### Dataset content
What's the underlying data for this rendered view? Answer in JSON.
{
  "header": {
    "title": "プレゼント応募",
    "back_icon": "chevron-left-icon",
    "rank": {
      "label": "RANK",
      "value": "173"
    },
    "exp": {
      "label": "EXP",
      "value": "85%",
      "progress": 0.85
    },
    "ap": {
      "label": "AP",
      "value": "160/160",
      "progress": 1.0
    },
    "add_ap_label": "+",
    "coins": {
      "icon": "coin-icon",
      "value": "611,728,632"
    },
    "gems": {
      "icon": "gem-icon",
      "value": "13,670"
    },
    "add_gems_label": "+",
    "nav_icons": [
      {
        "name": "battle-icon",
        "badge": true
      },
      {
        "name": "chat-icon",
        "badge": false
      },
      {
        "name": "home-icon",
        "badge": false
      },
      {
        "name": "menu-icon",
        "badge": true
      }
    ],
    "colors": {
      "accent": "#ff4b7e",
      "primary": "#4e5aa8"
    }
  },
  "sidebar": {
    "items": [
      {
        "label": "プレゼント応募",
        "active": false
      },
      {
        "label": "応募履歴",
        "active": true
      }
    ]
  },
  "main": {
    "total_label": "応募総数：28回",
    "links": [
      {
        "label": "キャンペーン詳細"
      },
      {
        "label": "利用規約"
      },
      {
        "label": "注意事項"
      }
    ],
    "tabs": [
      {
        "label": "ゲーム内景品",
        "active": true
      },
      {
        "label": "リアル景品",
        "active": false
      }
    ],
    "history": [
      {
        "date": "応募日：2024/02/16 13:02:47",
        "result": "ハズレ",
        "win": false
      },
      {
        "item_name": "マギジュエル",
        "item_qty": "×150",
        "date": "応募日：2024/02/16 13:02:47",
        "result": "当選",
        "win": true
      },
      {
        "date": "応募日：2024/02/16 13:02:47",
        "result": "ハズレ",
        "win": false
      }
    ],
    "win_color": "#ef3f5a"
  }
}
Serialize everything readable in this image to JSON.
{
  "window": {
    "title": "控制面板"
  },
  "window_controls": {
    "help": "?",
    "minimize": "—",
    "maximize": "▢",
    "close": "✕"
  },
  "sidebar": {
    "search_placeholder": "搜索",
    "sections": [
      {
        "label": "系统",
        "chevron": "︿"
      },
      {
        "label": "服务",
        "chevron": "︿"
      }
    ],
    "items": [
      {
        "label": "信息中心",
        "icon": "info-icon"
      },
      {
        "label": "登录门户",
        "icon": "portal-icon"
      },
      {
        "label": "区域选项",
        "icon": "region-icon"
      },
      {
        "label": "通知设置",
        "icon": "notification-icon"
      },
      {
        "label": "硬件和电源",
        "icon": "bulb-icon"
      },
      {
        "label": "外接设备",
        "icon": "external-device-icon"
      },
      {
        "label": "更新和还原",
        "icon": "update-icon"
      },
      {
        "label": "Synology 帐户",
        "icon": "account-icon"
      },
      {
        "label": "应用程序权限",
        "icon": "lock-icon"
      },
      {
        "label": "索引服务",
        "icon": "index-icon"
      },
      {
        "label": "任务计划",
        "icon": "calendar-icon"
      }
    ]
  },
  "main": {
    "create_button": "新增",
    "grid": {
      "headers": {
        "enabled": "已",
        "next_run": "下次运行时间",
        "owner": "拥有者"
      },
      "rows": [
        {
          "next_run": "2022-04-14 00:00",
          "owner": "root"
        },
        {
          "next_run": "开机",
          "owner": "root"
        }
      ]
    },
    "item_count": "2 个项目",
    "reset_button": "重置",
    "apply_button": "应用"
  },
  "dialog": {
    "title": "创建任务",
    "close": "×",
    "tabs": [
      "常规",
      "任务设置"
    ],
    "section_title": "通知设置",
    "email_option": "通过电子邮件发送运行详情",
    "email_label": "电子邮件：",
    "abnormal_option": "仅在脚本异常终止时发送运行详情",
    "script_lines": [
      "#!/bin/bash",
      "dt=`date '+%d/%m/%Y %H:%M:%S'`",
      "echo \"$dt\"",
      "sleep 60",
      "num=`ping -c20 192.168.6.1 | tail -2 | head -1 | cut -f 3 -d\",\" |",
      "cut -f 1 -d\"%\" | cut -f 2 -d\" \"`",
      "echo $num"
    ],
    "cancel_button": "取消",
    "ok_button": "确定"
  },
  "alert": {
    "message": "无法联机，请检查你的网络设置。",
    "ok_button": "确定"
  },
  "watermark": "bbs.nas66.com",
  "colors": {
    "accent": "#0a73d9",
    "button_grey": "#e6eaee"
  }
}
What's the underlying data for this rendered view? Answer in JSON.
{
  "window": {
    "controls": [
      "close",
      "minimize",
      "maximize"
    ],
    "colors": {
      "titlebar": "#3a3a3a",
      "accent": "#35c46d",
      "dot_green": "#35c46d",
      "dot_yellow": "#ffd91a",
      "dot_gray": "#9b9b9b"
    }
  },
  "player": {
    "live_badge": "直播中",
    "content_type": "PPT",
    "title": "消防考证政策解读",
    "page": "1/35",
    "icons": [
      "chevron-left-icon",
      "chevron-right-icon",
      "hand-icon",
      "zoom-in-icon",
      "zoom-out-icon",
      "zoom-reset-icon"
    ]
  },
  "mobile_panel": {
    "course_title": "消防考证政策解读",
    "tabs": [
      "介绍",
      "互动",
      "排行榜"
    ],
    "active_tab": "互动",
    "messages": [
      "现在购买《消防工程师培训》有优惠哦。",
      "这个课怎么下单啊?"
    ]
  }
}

### Work to complete
Each line above is to be repeated exactly.

### Written solution
What's the underlying data for this rendered view? Answer in JSON.
{
  "header": {
    "title": "プレゼント応募",
    "back_icon": "chevron-left-icon",
    "rank": {
      "label": "RANK",
      "value": "173"
    },
    "exp": {
      "label": "EXP",
      "value": "85%",
      "progress": 0.85
    },
    "ap": {
      "label": "AP",
      "value": "160/160",
      "progress": 1.0
    },
    "add_ap_label": "+",
    "coins": {
      "icon": "coin-icon",
      "value": "611,728,632"
    },
    "gems": {
      "icon": "gem-icon",
      "value": "13,670"
    },
    "add_gems_label": "+",
    "nav_icons": [
      {
        "name": "battle-icon",
        "badge": true
      },
      {
        "name": "chat-icon",
        "badge": false
      },
      {
        "name": "home-icon",
        "badge": false
      },
      {
        "name": "menu-icon",
        "badge": true
      }
    ],
    "colors": {
      "accent": "#ff4b7e",
      "primary": "#4e5aa8"
    }
  },
  "sidebar": {
    "items": [
      {
        "label": "プレゼント応募",
        "active": false
      },
      {
        "label": "応募履歴",
        "active": true
      }
    ]
  },
  "main": {
    "total_label": "応募総数：28回",
    "links": [
      {
        "label": "キャンペーン詳細"
      },
      {
        "label": "利用規約"
      },
      {
        "label": "注意事項"
      }
    ],
    "tabs": [
      {
        "label": "ゲーム内景品",
        "active": true
      },
      {
        "label": "リアル景品",
        "active": false
      }
    ],
    "history": [
      {
        "date": "応募日：2024/02/16 13:02:47",
        "result": "ハズレ",
        "win": false
      },
      {
        "item_name": "マギジュエル",
        "item_qty": "×150",
        "date": "応募日：2024/02/16 13:02:47",
        "result": "当選",
        "win": true
      },
      {
        "date": "応募日：2024/02/16 13:02:47",
        "result": "ハズレ",
        "win": false
      }
    ],
    "win_color": "#ef3f5a"
  }
}
Serialize everything readable in this image to JSON.
{
  "window": {
    "title": "控制面板"
  },
  "window_controls": {
    "help": "?",
    "minimize": "—",
    "maximize": "▢",
    "close": "✕"
  },
  "sidebar": {
    "search_placeholder": "搜索",
    "sections": [
      {
        "label": "系统",
        "chevron": "︿"
      },
      {
        "label": "服务",
        "chevron": "︿"
      }
    ],
    "items": [
      {
        "label": "信息中心",
        "icon": "info-icon"
      },
      {
        "label": "登录门户",
        "icon": "portal-icon"
      },
      {
        "label": "区域选项",
        "icon": "region-icon"
      },
      {
        "label": "通知设置",
        "icon": "notification-icon"
      },
      {
        "label": "硬件和电源",
        "icon": "bulb-icon"
      },
      {
        "label": "外接设备",
        "icon": "external-device-icon"
      },
      {
        "label": "更新和还原",
        "icon": "update-icon"
      },
      {
        "label": "Synology 帐户",
        "icon": "account-icon"
      },
      {
        "label": "应用程序权限",
        "icon": "lock-icon"
      },
      {
        "label": "索引服务",
        "icon": "index-icon"
      },
      {
        "label": "任务计划",
        "icon": "calendar-icon"
      }
    ]
  },
  "main": {
    "create_button": "新增",
    "grid": {
      "headers": {
        "enabled": "已",
        "next_run": "下次运行时间",
        "owner": "拥有者"
      },
      "rows": [
        {
          "next_run": "2022-04-14 00:00",
          "owner": "root"
        },
        {
          "next_run": "开机",
          "owner": "root"
        }
      ]
    },
    "item_count": "2 个项目",
    "reset_button": "重置",
    "apply_button": "应用"
  },
  "dialog": {
    "title": "创建任务",
    "close": "×",
    "tabs": [
      "常规",
      "任务设置"
    ],
    "section_title": "通知设置",
    "email_option": "通过电子邮件发送运行详情",
    "email_label": "电子邮件：",
    "abnormal_option": "仅在脚本异常终止时发送运行详情",
    "script_lines": [
      "#!/bin/bash",
      "dt=`date '+%d/%m/%Y %H:%M:%S'`",
      "echo \"$dt\"",
      "sleep 60",
      "num=`ping -c20 192.168.6.1 | tail -2 | head -1 | cut -f 3 -d\",\" |",
      "cut -f 1 -d\"%\" | cut -f 2 -d\" \"`",
      "echo $num"
    ],
    "cancel_button": "取消",
    "ok_button": "确定"
  },
  "alert": {
    "message": "无法联机，请检查你的网络设置。",
    "ok_button": "确定"
  },
  "watermark": "bbs.nas66.com",
  "colors": {
    "accent": "#0a73d9",
    "button_grey": "#e6eaee"
  }
}
What's the underlying data for this rendered view? Answer in JSON.
{
  "window": {
    "controls": [
      "close",
      "minimize",
      "maximize"
    ],
    "colors": {
      "titlebar": "#3a3a3a",
      "accent": "#35c46d",
      "dot_green": "#35c46d",
      "dot_yellow": "#ffd91a",
      "dot_gray": "#9b9b9b"
    }
  },
  "player": {
    "live_badge": "直播中",
    "content_type": "PPT",
    "title": "消防考证政策解读",
    "page": "1/35",
    "icons": [
      "chevron-left-icon",
      "chevron-right-icon",
      "hand-icon",
      "zoom-in-icon",
      "zoom-out-icon",
      "zoom-reset-icon"
    ]
  },
  "mobile_panel": {
    "course_title": "消防考证政策解读",
    "tabs": [
      "介绍",
      "互动",
      "排行榜"
    ],
    "active_tab": "互动",
    "messages": [
      "现在购买《消防工程师培训》有优惠哦。",
      "这个课怎么下单啊?"
    ]
  }
}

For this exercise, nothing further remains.